→ EXERCISE REQUIREMENTS
Go through the entries below and copy each line containing the word "τρόπο".

═══ MATERIAL PROVIDED ═══

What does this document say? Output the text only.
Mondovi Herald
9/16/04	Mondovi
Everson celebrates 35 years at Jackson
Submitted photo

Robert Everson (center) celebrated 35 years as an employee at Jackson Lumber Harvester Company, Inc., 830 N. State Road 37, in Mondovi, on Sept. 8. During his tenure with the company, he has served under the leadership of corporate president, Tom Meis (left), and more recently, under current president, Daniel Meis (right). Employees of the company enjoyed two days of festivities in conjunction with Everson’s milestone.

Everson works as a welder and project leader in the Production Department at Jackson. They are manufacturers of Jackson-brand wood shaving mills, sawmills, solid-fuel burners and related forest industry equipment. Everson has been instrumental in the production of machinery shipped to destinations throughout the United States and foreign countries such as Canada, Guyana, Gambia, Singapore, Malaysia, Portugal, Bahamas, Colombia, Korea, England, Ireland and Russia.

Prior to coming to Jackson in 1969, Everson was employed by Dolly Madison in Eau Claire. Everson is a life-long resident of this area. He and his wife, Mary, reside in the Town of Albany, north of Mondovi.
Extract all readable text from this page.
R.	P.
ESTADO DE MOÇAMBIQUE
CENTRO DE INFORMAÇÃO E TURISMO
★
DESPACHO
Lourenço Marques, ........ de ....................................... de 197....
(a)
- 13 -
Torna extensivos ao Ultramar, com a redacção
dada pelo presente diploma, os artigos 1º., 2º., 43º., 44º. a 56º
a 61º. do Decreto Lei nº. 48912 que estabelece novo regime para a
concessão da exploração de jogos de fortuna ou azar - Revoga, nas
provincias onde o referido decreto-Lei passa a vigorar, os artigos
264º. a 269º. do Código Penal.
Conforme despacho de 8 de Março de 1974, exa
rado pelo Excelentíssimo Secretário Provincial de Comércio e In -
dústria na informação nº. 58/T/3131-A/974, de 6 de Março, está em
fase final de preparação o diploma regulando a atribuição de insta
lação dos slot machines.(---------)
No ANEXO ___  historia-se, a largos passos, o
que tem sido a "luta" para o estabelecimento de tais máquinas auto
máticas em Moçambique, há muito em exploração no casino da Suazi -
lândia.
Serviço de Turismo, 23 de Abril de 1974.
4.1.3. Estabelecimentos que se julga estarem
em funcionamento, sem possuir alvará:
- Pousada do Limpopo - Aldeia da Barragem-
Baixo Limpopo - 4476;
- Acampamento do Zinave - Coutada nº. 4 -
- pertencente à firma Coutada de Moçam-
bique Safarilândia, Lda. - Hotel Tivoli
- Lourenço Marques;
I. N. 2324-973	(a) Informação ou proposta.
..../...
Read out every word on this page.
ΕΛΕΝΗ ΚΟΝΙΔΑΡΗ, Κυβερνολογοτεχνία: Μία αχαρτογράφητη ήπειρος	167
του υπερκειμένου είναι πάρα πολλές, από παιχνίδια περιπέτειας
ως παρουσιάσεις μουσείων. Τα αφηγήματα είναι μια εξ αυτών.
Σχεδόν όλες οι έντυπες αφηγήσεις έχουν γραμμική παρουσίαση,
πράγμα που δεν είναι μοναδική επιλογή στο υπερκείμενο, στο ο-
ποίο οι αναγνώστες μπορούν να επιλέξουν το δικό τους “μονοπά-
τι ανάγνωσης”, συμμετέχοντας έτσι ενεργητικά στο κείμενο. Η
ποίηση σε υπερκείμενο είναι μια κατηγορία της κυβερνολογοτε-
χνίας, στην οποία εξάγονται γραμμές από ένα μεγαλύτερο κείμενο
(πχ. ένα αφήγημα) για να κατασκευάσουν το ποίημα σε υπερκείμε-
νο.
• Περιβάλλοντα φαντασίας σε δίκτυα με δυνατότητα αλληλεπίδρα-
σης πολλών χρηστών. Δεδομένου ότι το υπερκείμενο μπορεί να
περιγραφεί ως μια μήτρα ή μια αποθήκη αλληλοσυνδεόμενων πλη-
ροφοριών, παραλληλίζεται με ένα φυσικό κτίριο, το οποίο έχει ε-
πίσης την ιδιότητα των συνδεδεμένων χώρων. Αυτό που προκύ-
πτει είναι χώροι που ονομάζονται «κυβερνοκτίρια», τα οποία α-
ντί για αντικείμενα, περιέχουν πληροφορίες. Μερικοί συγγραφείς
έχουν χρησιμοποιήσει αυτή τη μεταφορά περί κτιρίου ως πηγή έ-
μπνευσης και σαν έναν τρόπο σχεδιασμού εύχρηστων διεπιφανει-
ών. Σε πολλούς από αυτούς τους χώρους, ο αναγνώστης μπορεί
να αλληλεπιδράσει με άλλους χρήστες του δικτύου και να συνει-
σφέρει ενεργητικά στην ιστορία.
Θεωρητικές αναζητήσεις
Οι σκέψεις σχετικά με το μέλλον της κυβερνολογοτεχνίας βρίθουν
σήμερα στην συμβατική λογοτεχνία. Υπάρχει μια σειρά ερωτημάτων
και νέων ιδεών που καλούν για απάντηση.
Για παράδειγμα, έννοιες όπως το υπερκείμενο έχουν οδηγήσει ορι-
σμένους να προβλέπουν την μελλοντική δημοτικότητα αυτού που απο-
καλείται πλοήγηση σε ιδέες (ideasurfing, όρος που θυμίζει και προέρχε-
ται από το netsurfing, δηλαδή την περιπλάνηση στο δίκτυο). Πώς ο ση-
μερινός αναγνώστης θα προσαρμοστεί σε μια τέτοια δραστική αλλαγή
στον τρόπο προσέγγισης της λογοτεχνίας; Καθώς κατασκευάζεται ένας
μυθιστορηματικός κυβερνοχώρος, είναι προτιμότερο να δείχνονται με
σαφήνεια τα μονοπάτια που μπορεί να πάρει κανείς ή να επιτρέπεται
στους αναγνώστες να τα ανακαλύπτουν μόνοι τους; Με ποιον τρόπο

═══

→ FINISHED ANSWER
μπνευσης και σαν έναν τρόπο σχεδιασμού εύχρηστων διεπιφανει-
στον τρόπο προσέγγισης της λογοτεχνίας; Καθώς κατασκευάζεται ένας
στους αναγνώστες να τα ανακαλύπτουν μόνοι τους; Με ποιον τρόπο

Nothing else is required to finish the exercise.